Explore

‘Snowball Earth’—a problem for the supposed origin of multicellular animals

by

Many uniformitarian scientists believe that about five major periods, and several short periods, of glaciation have occurred on Earth.1 In the evolutionary time scale, these ice age periods sometimes lasted several hundred million years and extended back 2–3 billion years ago. These supposed ice ages have been interpreted from till-like rocks2 and other apparent glacial signatures observed within sedimentary rocks around the world. One such ice age is called the Neoproterozoic, or Late Precambrian, and thought to have started about 950 million years ago and ended about 520 million years ago.3 During this 430 million-year period, according to evolutionary time, there were several long ‘glacial’ and ‘interglacial’ periods.

‘Snowball Earth’ hypothesis

Based on early paleomagnetic studies, evolutionists deduced that most Precambrian ‘ice ages’, including the one about 2.5–2.2 billion years ago extended as far south as the equator.4 This radical proposal caused many scientists to question the paleomagnetic results, mainly because it is easy to remagnetize rocks. After many paleomagnetic measurements and several decades (i.e. Sohl, Christie-Blick and Kent5), the idea of an equatorial ice sheet, implying a completely glaciated Earth, has become widely accepted. Kerr writes:

‘And last year, most researchers agreed that one part of the sweeping hypothesis—the claim that glaciers once flowed into ice-covered tropical seas—is correct … .’6

This is the ‘snowball Earth’ hypothesis. John Crowell, one of the chief investigators of supposed ancient ice ages, had been skeptical of the paleomagnetic measurements for several decades, but now has accepted the measurements.

Supplied data
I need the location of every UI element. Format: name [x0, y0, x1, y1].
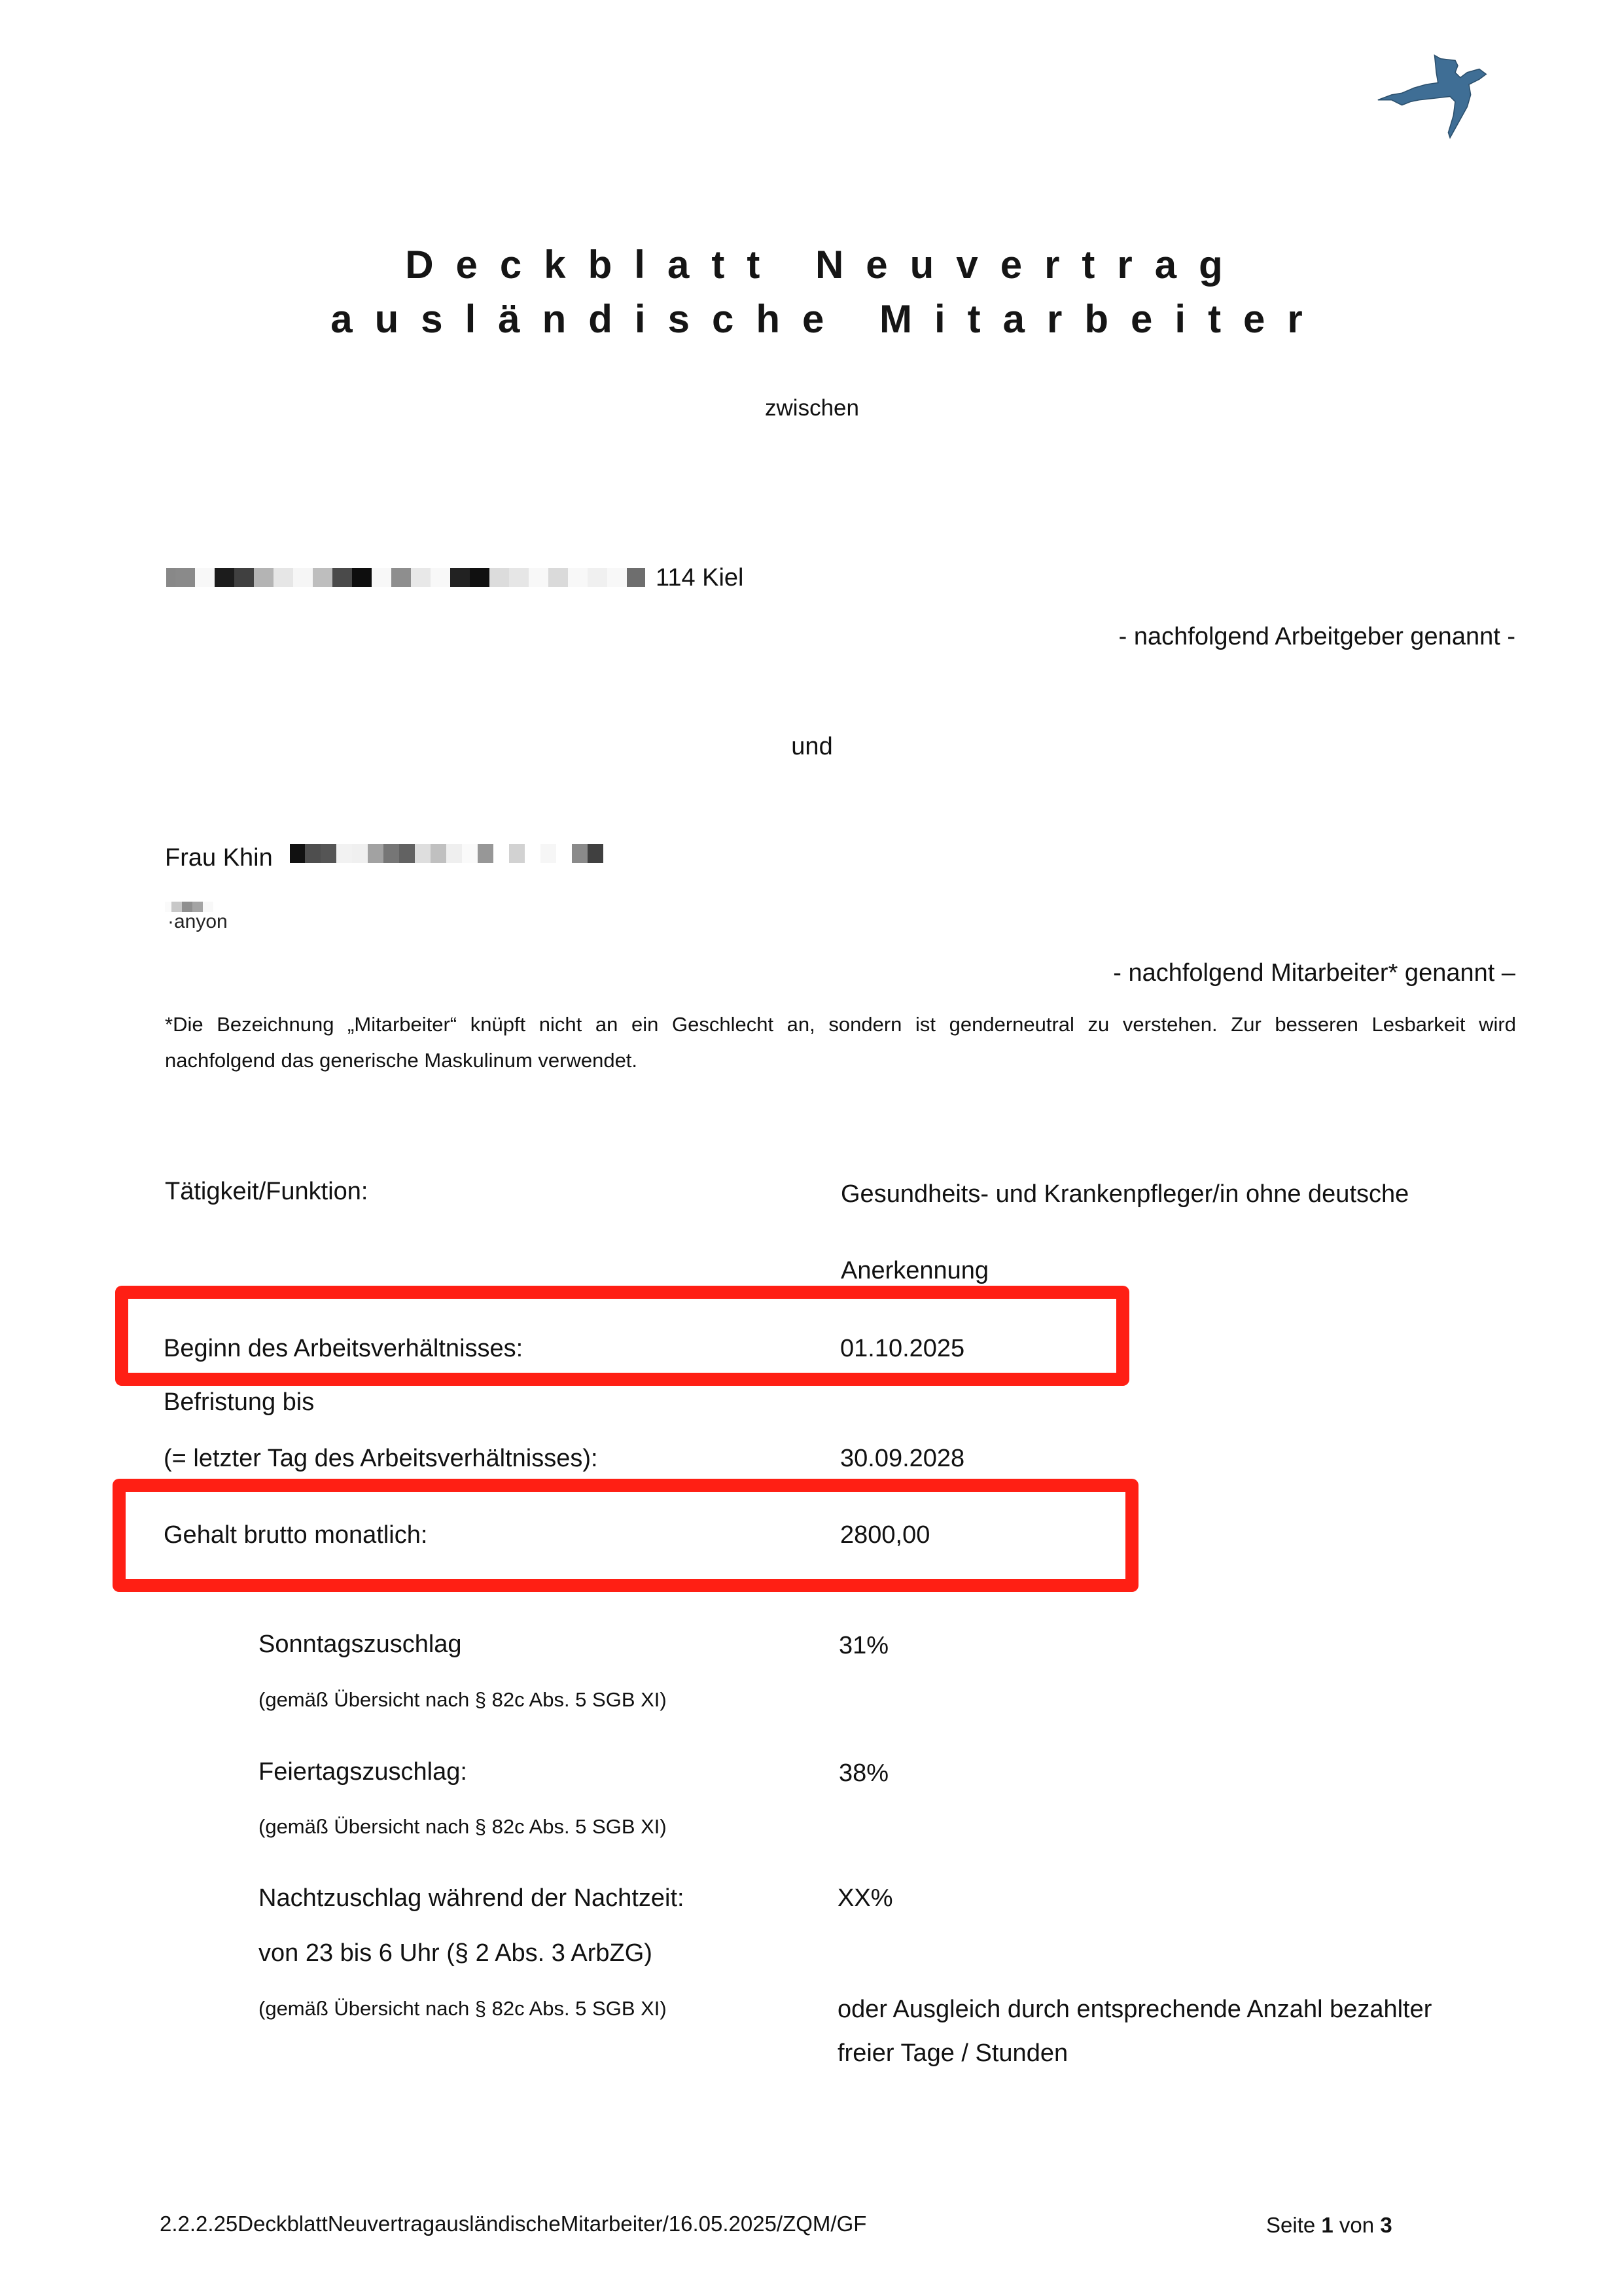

Written exercise 1
From the snowball Earth article, print the passage from "Many uniformitarian scientists" up to and including "and ‘interglacial’ periods.".
Written exercise 2
In the snowball Earth article, about when is the Neoproterozoic ice age thought to have ended?
Written exercise 3
Write the next part of the snowball Earth article, starting after its final sentence.

Task answer 1
Many uniformitarian scientists believe that about five major periods, and several short periods, of glaciation have occurred on Earth.1 In the evolutionary time scale, these ice age periods sometimes lasted several hundred million years and extended back 2–3 billion years ago. These supposed ice ages have been interpreted from till-like rocks2 and other apparent glacial signatures observed within sedimentary rocks around the world. One such ice age is called the Neoproterozoic, or Late Precambrian, and thought to have started about 950 million years ago and ended about 520 million years ago.3 During this 430 million-year period, according to evolutionary time, there were several long ‘glacial’ and ‘interglacial’ periods.

Task answer 2
About 520 million years ago.

Task answer 3
There are several major problems with the idea that ice sheets reached the tropics at low elevation. One problem is that, once ice and snow covered the entire Earth, a frozen Earth would maintain itself indefinitely by ice-albedo positive feedback. Ice and snow have a high albedo, which causes most of the solar radiation to be reflected back to space. Without atmospheric warming, the temperature of the Earth would plummet far below freezing and the frozen condition would become very stable. So, a catastrophic climatic event would be required to melt a ‘snowball Earth’.

How could life have survived?

The Cambrian period and its supposed ‘explosion’ of life occurred around 550 million years ago.7 This means that the worldwide Neoproterozoic ice age was raging during, or just at the end of, the time when multicellular life exploded over the Earth. The origin of multicellular life would have occurred earlier, at the beginning of the supposed ice age, since some metazoan life occurs between 1,000 and 700 million years ago according to their time scale.8 The origin of life itself has already been pushed back to over 3 billion years ago. So, it seems that evolutionists now have a serious problem with the supposed evolution of multicellular life. Kerr asks:

‘How could life have survived … in a world in which the average surface temperature would have hovered around –50°C, not to mention the all-encompassing sea ice that would average a kilometer thick compared to the Arctic Ocean’s few metres?’6

In a later article, he asks:

‘How could early life have weathered such a horrendous environmental catastrophe without suffering a mass extinction? … How could algae and perhaps even early animals have survived 10 million years sealed off by globe-girdling ice?’9

Hyde et al. reinforce this concern:

‘But this period was a critical time in the evolution of multicellular animals, posing the question of how early life survived under such environmental stress.’8<

It seems like evolutionists are caught in a bind.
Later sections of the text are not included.